__SET EXERCISE__: Locate and copy each line in the data that contains the word "text".
* START DATA SECTION *
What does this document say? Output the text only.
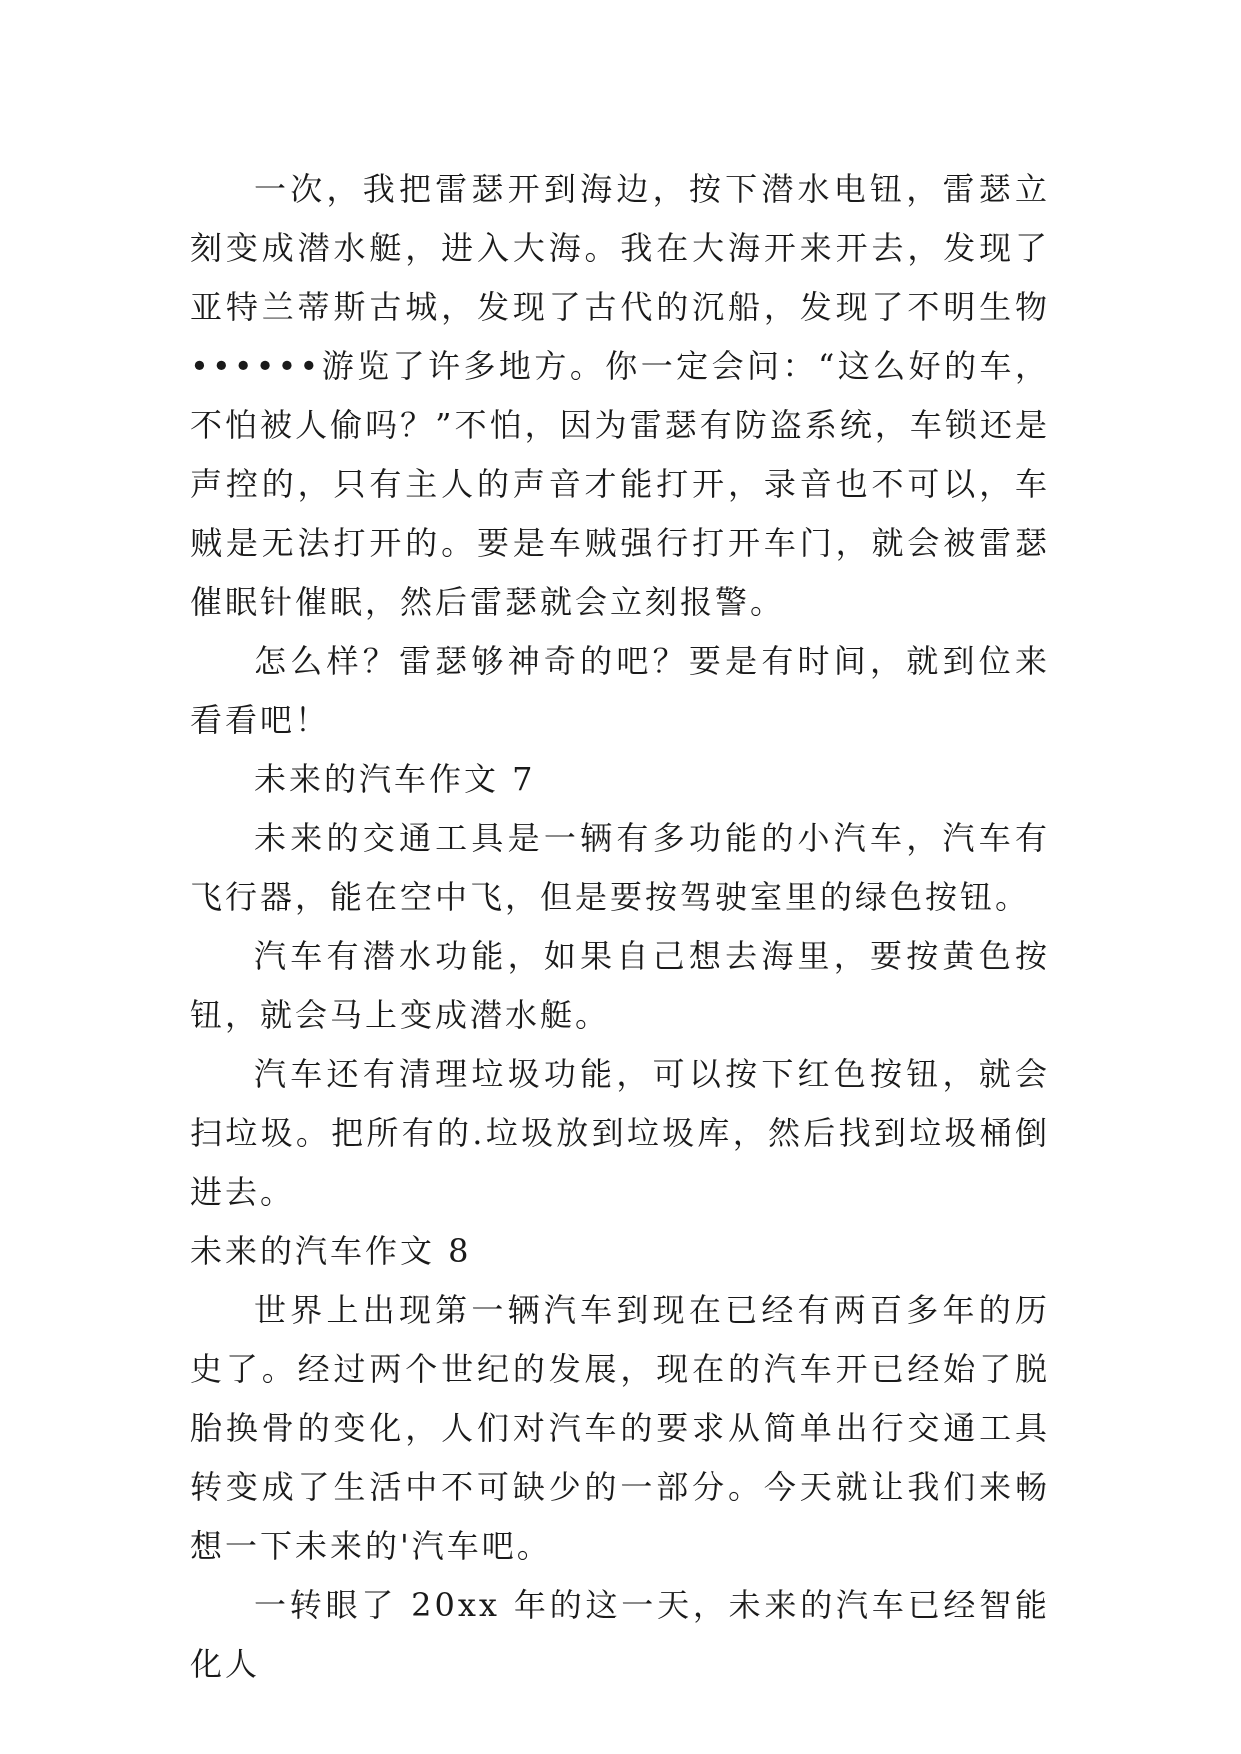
一次，我把雷瑟开到海边，按下潜水电钮，雷瑟立刻变成潜水艇，进入大海。我在大海开来开去，发现了亚特兰蒂斯古城，发现了古代的沉船，发现了不明生物••••••游览了许多地方。你一定会问：“这么好的车，不怕被人偷吗？”不怕，因为雷瑟有防盗系统，车锁还是声控的，只有主人的声音才能打开，录音也不可以，车贼是无法打开的。要是车贼强行打开车门，就会被雷瑟催眠针催眠，然后雷瑟就会立刻报警。

怎么样？雷瑟够神奇的吧？要是有时间，就到位来看看吧！

未来的汽车作文 7

未来的交通工具是一辆有多功能的小汽车，汽车有飞行器，能在空中飞，但是要按驾驶室里的绿色按钮。

汽车有潜水功能，如果自己想去海里，要按黄色按钮，就会马上变成潜水艇。

汽车还有清理垃圾功能，可以按下红色按钮，就会扫垃圾。把所有的.垃圾放到垃圾库，然后找到垃圾桶倒进去。

未来的汽车作文 8

世界上出现第一辆汽车到现在已经有两百多年的历史了。经过两个世纪的发展，现在的汽车开已经始了脱胎换骨的变化，人们对汽车的要求从简单出行交通工具转变成了生活中不可缺少的一部分。今天就让我们来畅想一下未来的'汽车吧。

一转眼了 20xx 年的这一天，未来的汽车已经智能化人
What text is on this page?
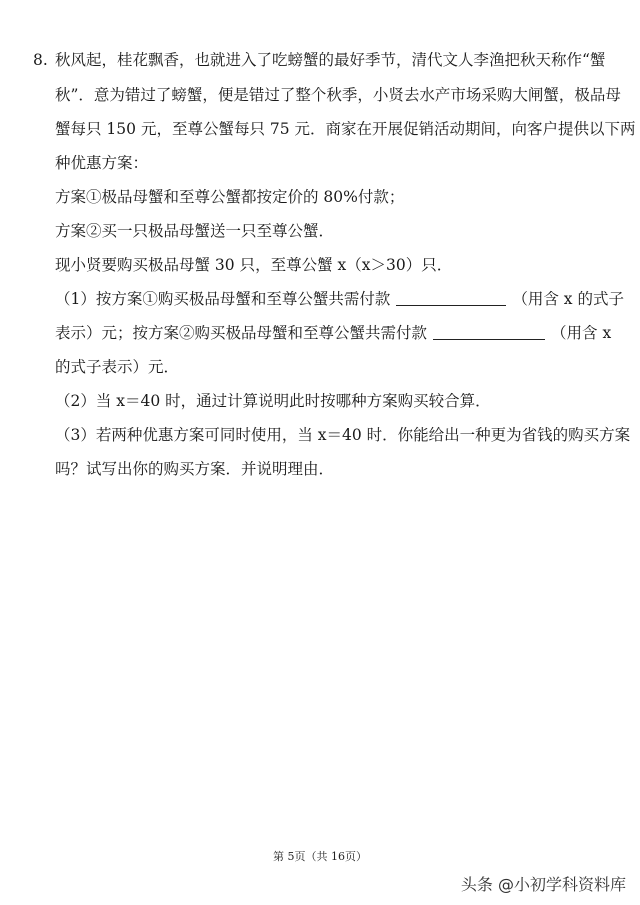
8. 秋风起，桂花飘香，也就进入了吃螃蟹的最好季节，清代文人李渔把秋天称作“蟹
秋”．意为错过了螃蟹，便是错过了整个秋季，小贤去水产市场采购大闸蟹，极品母
蟹每只 150 元，至尊公蟹每只 75 元．商家在开展促销活动期间，向客户提供以下两
种优惠方案：
方案①极品母蟹和至尊公蟹都按定价的 80%付款；
方案②买一只极品母蟹送一只至尊公蟹．
现小贤要购买极品母蟹 30 只，至尊公蟹 x（x＞30）只．
（1）按方案①购买极品母蟹和至尊公蟹共需付款	（用含 x 的式子
表示）元；按方案②购买极品母蟹和至尊公蟹共需付款	（用含 x
的式子表示）元．
（2）当 x＝40 时，通过计算说明此时按哪种方案购买较合算．
（3）若两种优惠方案可同时使用，当 x＝40 时．你能给出一种更为省钱的购买方案
吗？试写出你的购买方案．并说明理由．
第 5页（共 16页）
头条 @小初学科资料库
* END DATA SECTION *
__ANSWER FOR THIS EXERCISE__:
What does this document say? Output the text only.
What text is on this page?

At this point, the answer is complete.